§ **INSTRUCTIONS TO FOLLOW**
Look through the listing for the word "Heinzmann". Copy each line that has it.
───── DATA TO PROCESS ─────
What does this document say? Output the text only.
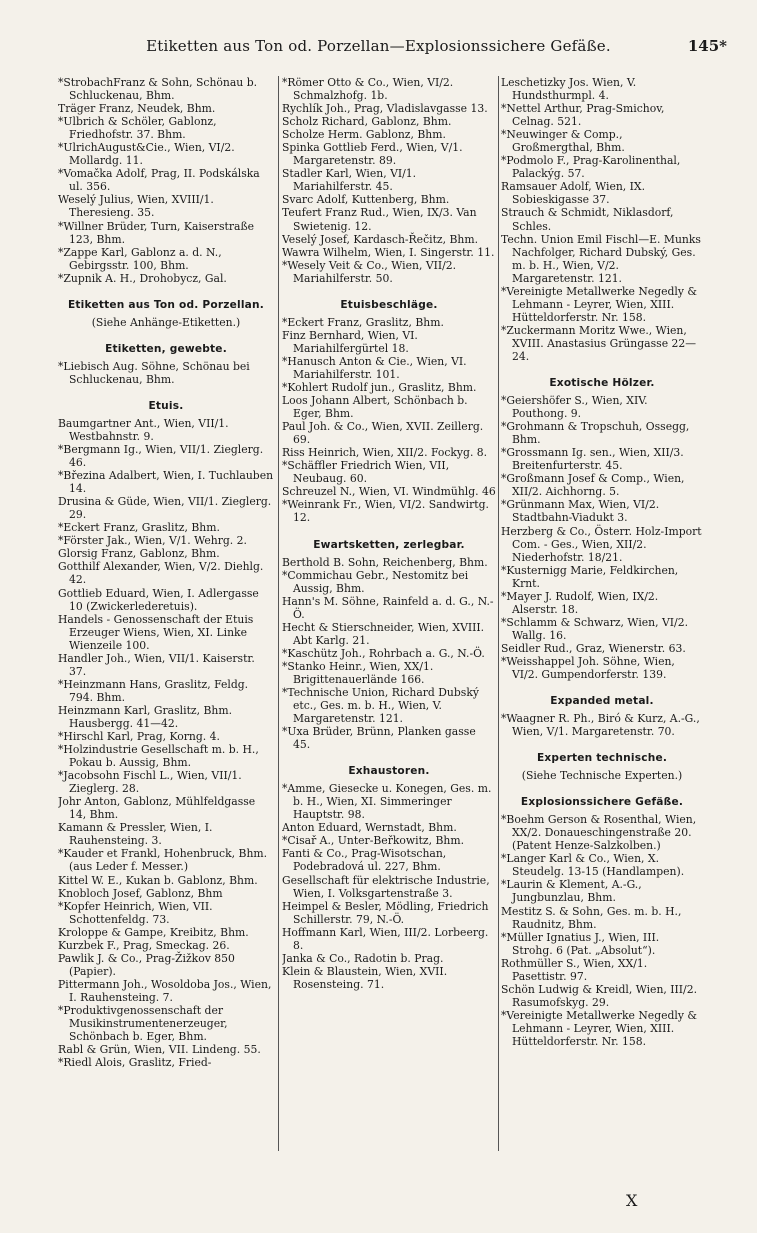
Etiketten aus Ton od. Porzellan—Explosionssichere Gefäße.	145*
*StrobachFranz & Sohn, Schönau b. Schluckenau, Bhm.
Träger Franz, Neudek, Bhm.
*Ulbrich & Schöler, Gablonz, Friedhofstr. 37. Bhm.
*UlrichAugust&Cie., Wien, VI/2. Mollardg. 11.
*Vomačka Adolf, Prag, II. Podskálska ul. 356.
Weselý Julius, Wien, XVIII/1. Theresieng. 35.
*Willner Brüder, Turn, Kaiserstraße 123, Bhm.
*Zappe Karl, Gablonz a. d. N., Gebirgsstr. 100, Bhm.
*Zupnik A. H., Drohobycz, Gal.
Etiketten aus Ton od. Porzellan.
(Siehe Anhänge-Etiketten.)
Etiketten, gewebte.
*Liebisch Aug. Söhne, Schönau bei Schluckenau, Bhm.
Etuis.
Baumgartner Ant., Wien, VII/1. Westbahnstr. 9.
*Bergmann Ig., Wien, VII/1. Zieglerg. 46.
*Březina Adalbert, Wien, I. Tuchlauben 14.
Drusina & Güde, Wien, VII/1. Zieglerg. 29.
*Eckert Franz, Graslitz, Bhm.
*Förster Jak., Wien, V/1. Wehrg. 2.
Glorsig Franz, Gablonz, Bhm.
Gotthilf Alexander, Wien, V/2. Diehlg. 42.
Gottlieb Eduard, Wien, I. Adlergasse 10 (Zwickerlederetuis).
Handels - Genossenschaft der Etuis Erzeuger Wiens, Wien, XI. Linke Wienzeile 100.
Handler Joh., Wien, VII/1. Kaiserstr. 37.
*Heinzmann Hans, Graslitz, Feldg. 794. Bhm.
Heinzmann Karl, Graslitz, Bhm. Hausbergg. 41—42.
*Hirschl Karl, Prag, Korng. 4.
*Holzindustrie Gesellschaft m. b. H., Pokau b. Aussig, Bhm.
*Jacobsohn Fischl L., Wien, VII/1. Zieglerg. 28.
Johr Anton, Gablonz, Mühlfeldgasse 14, Bhm.
Kamann & Pressler, Wien, I. Rauhensteing. 3.
*Kauder et Frankl, Hohenbruck, Bhm. (aus Leder f. Messer.)
Kittel W. E., Kukan b. Gablonz, Bhm.
Knobloch Josef, Gablonz, Bhm
*Kopfer Heinrich, Wien, VII. Schottenfeldg. 73.
Kroloppe & Gampe, Kreibitz, Bhm.
Kurzbek F., Prag, Smeckag. 26.
Pawlik J. & Co., Prag-Žižkov 850 (Papier).
Pittermann Joh., Wosoldoba Jos., Wien, I. Rauhensteing. 7.
*Produktivgenossenschaft der Musikinstrumentenerzeuger, Schönbach b. Eger, Bhm.
Rabl & Grün, Wien, VII. Lindeng. 55.
*Riedl Alois, Graslitz, Fried-
*Römer Otto & Co., Wien, VI/2. Schmalzhofg. 1b.
Rychlík Joh., Prag, Vladislavgasse 13.
Scholz Richard, Gablonz, Bhm.
Scholze Herm. Gablonz, Bhm.
Spinka Gottlieb Ferd., Wien, V/1. Margaretenstr. 89.
Stadler Karl, Wien, VI/1. Mariahilferstr. 45.
Svarc Adolf, Kuttenberg, Bhm.
Teufert Franz Rud., Wien, IX/3. Van Swietenig. 12.
Veselý Josef, Kardasch-Řečitz, Bhm.
Wawra Wilhelm, Wien, I. Singerstr. 11.
*Wesely Veit & Co., Wien, VII/2. Mariahilferstr. 50.
Etuisbeschläge.
*Eckert Franz, Graslitz, Bhm.
Finz Bernhard, Wien, VI. Mariahilfergürtel 18.
*Hanusch Anton & Cie., Wien, VI. Mariahilferstr. 101.
*Kohlert Rudolf jun., Graslitz, Bhm.
Loos Johann Albert, Schönbach b. Eger, Bhm.
Paul Joh. & Co., Wien, XVII. Zeillerg. 69.
Riss Heinrich, Wien, XII/2. Fockyg. 8.
*Schäffler Friedrich Wien, VII, Neubaug. 60.
Schreuzel N., Wien, VI. Windmühlg. 46
*Weinrank Fr., Wien, VI/2. Sandwirtg. 12.
Ewartsketten, zerlegbar.
Berthold B. Sohn, Reichenberg, Bhm.
*Commichau Gebr., Nestomitz bei Aussig, Bhm.
Hann's M. Söhne, Rainfeld a. d. G., N.-Ö.
Hecht & Stierschneider, Wien, XVIII. Abt Karlg. 21.
*Kaschütz Joh., Rohrbach a. G., N.-Ö.
*Stanko Heinr., Wien, XX/1. Brigittenauerlände 166.
*Technische Union, Richard Dubský etc., Ges. m. b. H., Wien, V. Margaretenstr. 121.
*Uxa Brüder, Brünn, Planken gasse 45.
Exhaustoren.
*Amme, Giesecke u. Konegen, Ges. m. b. H., Wien, XI. Simmeringer Hauptstr. 98.
Anton Eduard, Wernstadt, Bhm.
*Cisař A., Unter-Beřkowitz, Bhm.
Fanti & Co., Prag-Wisotschan, Podebradová ul. 227, Bhm.
Gesellschaft für elektrische Industrie, Wien, I. Volksgartenstraße 3.
Heimpel & Besler, Mödling, Friedrich Schillerstr. 79, N.-Ö.
Hoffmann Karl, Wien, III/2. Lorbeerg. 8.
Janka & Co., Radotin b. Prag.
Klein & Blaustein, Wien, XVII. Rosensteing. 71.
Leschetizky Jos. Wien, V. Hundsthurmpl. 4.
*Nettel Arthur, Prag-Smichov, Celnag. 521.
*Neuwinger & Comp., Großmergthal, Bhm.
*Podmolo F., Prag-Karolinenthal, Palackýg. 57.
Ramsauer Adolf, Wien, IX. Sobieskigasse 37.
Strauch & Schmidt, Niklasdorf, Schles.
Techn. Union Emil Fischl—E. Munks Nachfolger, Richard Dubský, Ges. m. b. H., Wien, V/2. Margaretenstr. 121.
*Vereinigte Metallwerke Negedly & Lehmann - Leyrer, Wien, XIII. Hütteldorferstr. Nr. 158.
*Zuckermann Moritz Wwe., Wien, XVIII. Anastasius Grüngasse 22—24.
Exotische Hölzer.
*Geiershöfer S., Wien, XIV. Pouthong. 9.
*Grohmann & Tropschuh, Ossegg, Bhm.
*Grossmann Ig. sen., Wien, XII/3. Breitenfurterstr. 45.
*Großmann Josef & Comp., Wien, XII/2. Aichhorng. 5.
*Grünmann Max, Wien, VI/2. Stadtbahn-Viadukt 3.
Herzberg & Co., Österr. Holz-Import Com. - Ges., Wien, XII/2. Niederhofstr. 18/21.
*Kusternigg Marie, Feldkirchen, Krnt.
*Mayer J. Rudolf, Wien, IX/2. Alserstr. 18.
*Schlamm & Schwarz, Wien, VI/2. Wallg. 16.
Seidler Rud., Graz, Wienerstr. 63.
*Weisshappel Joh. Söhne, Wien, VI/2. Gumpendorferstr. 139.
Expanded metal.
*Waagner R. Ph., Biró & Kurz, A.-G., Wien, V/1. Margaretenstr. 70.
Experten technische.
(Siehe Technische Experten.)
Explosionssichere Gefäße.
*Boehm Gerson & Rosenthal, Wien, XX/2. Donaueschingenstraße 20. (Patent Henze-Salzkolben.)
*Langer Karl & Co., Wien, X. Steudelg. 13-15 (Handlampen).
*Laurin & Klement, A.-G., Jungbunzlau, Bhm.
Mestitz S. & Sohn, Ges. m. b. H., Raudnitz, Bhm.
*Müller Ignatius J., Wien, III. Strohg. 6 (Pat. „Absolut“).
Rothmüller S., Wien, XX/1. Pasettistr. 97.
Schön Ludwig & Kreidl, Wien, III/2. Rasumofskyg. 29.
*Vereinigte Metallwerke Negedly & Lehmann - Leyrer, Wien, XIII. Hütteldorferstr. Nr. 158.
X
─────
§ **ANSWER TO THE PROBLEM**
*Heinzmann Hans, Graslitz, Feldg. 794. Bhm.
Heinzmann Karl, Graslitz, Bhm. Hausbergg. 41—42.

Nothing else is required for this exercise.